The problem: Duplicate the stretch of the Zhou Chaomin profile from "Medal record" through "player (born 1998)", word for word.

* Begin Text excerpt *

Zhou Chaomin 周超敏

Personal information
- Born: 18 March 1998 (age 28) Guangdong, China

Sport
- Country: China
- Sport: Badminton

Women's & mixed doubles
- Highest ranking: 78 (WD 5 November 2019) 33 (XD with Ren Xiangyu 5 November 2019)
- BWF profile

Medal record
Women's badminton
Representing China
World Junior Championships
| Gold medal – first place | 2015 Lima | Mixed team |
| Gold medal – first place | 2016 Bilbao | Mixed team |
Asian Junior Championships
| Gold medal – first place | 2016 Bangkok | Mixed team |
| Silver medal – second place | 2016 Bangkok | Girls' doubles |

= Zhou Chaomin =

Chinese badminton player (born 1998)

Zhou Chaomin (周超敏, born 18 March 1998) is a Chinese badminton player. In 2016, she won the silver medal at the Asia Junior Championships in the girls' doubles event partnered with Ni Bowen. In 2017, she became the runner-up at the China International tournament in the women's doubles event partnered with Chen Lu.

* End Text excerpt *
* Begin Dataset content *

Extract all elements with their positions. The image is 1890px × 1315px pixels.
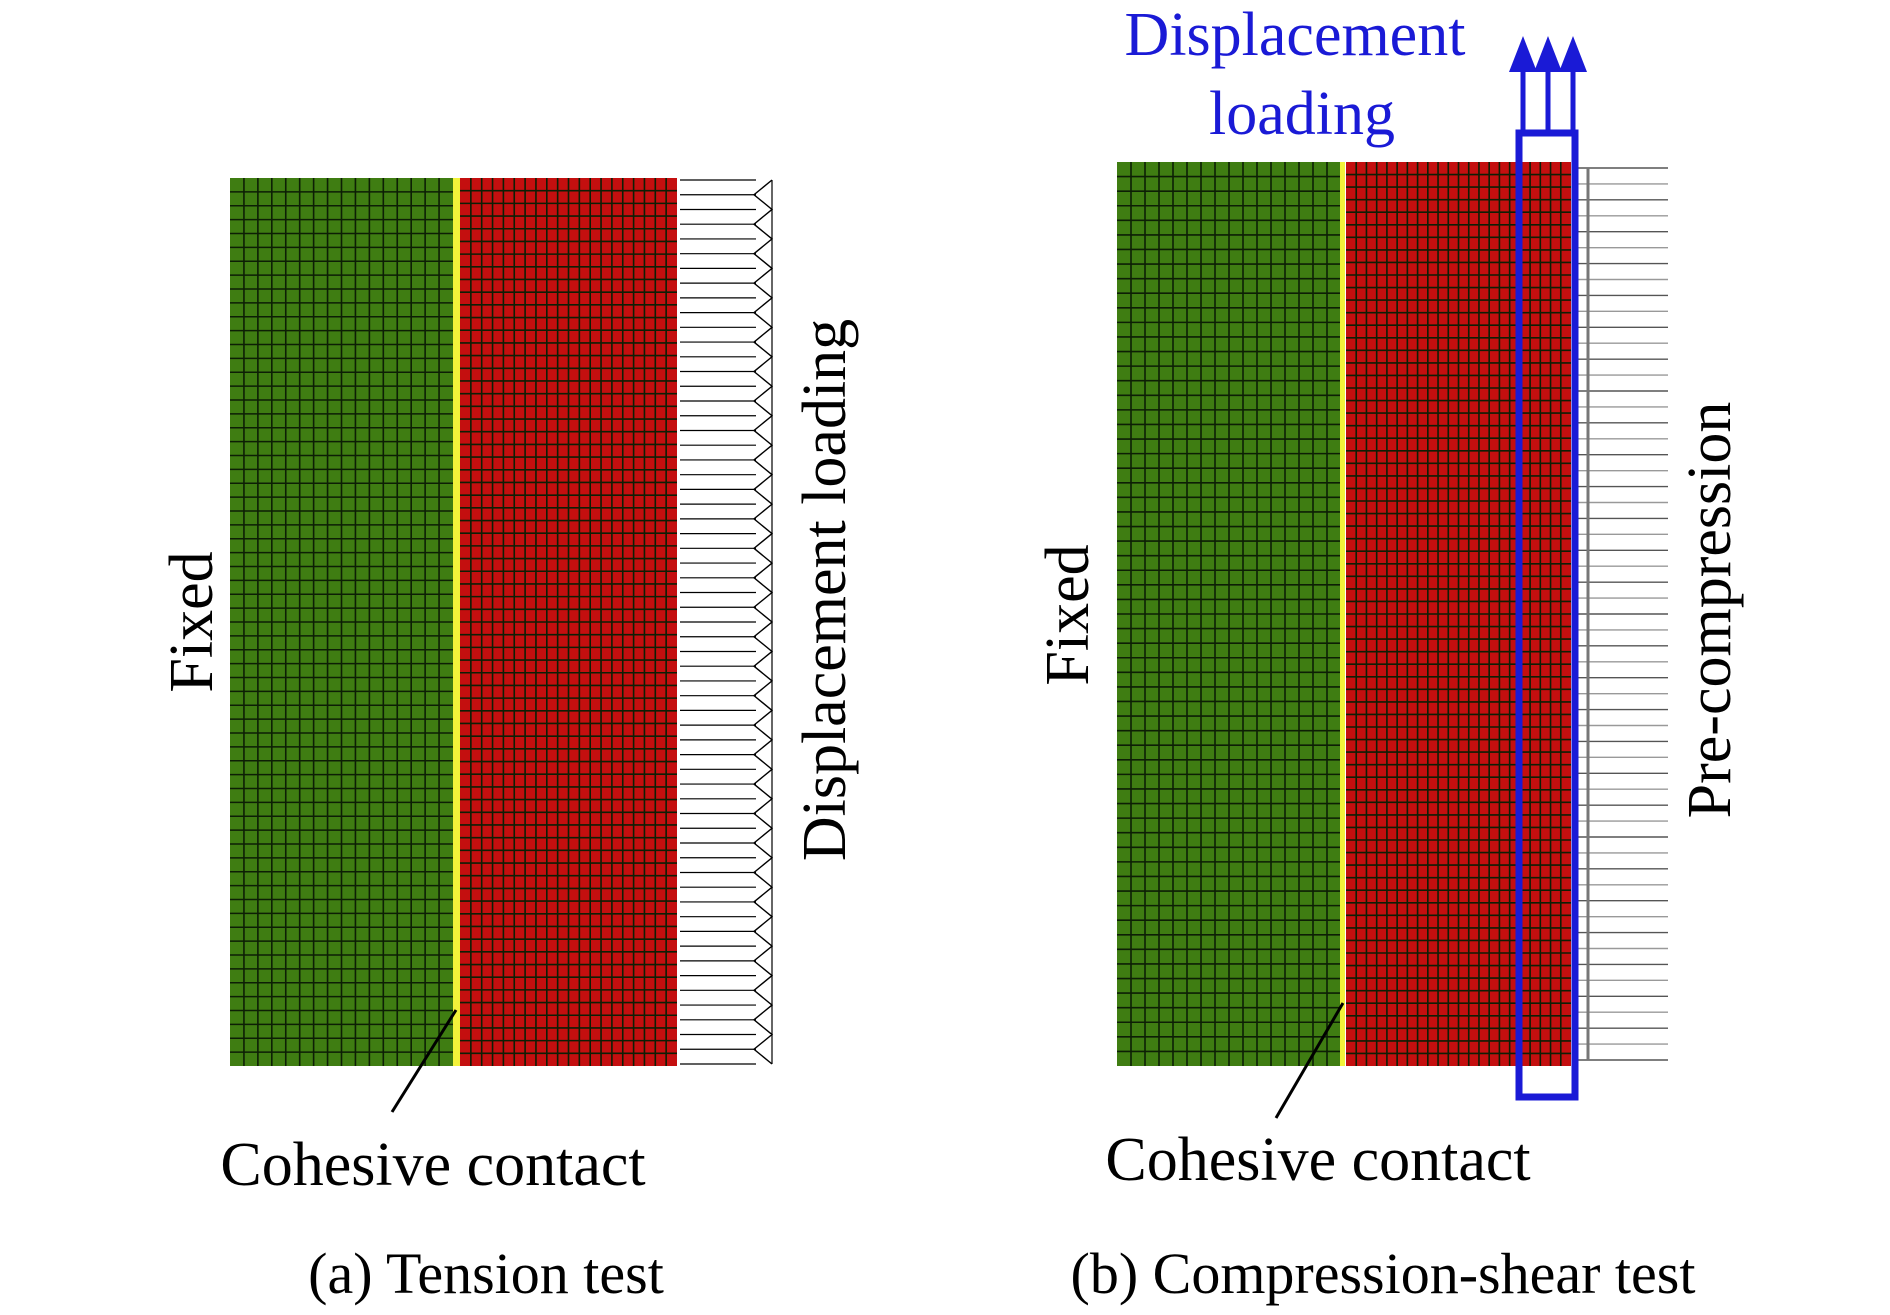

* End Dataset content *

Response to this task:
Medal record
Women's badminton
Representing China
World Junior Championships
| Gold medal – first place | 2015 Lima | Mixed team |
| Gold medal – first place | 2016 Bilbao | Mixed team |
Asian Junior Championships
| Gold medal – first place | 2016 Bangkok | Mixed team |
| Silver medal – second place | 2016 Bangkok | Girls' doubles |

= Zhou Chaomin =

Chinese badminton player (born 1998)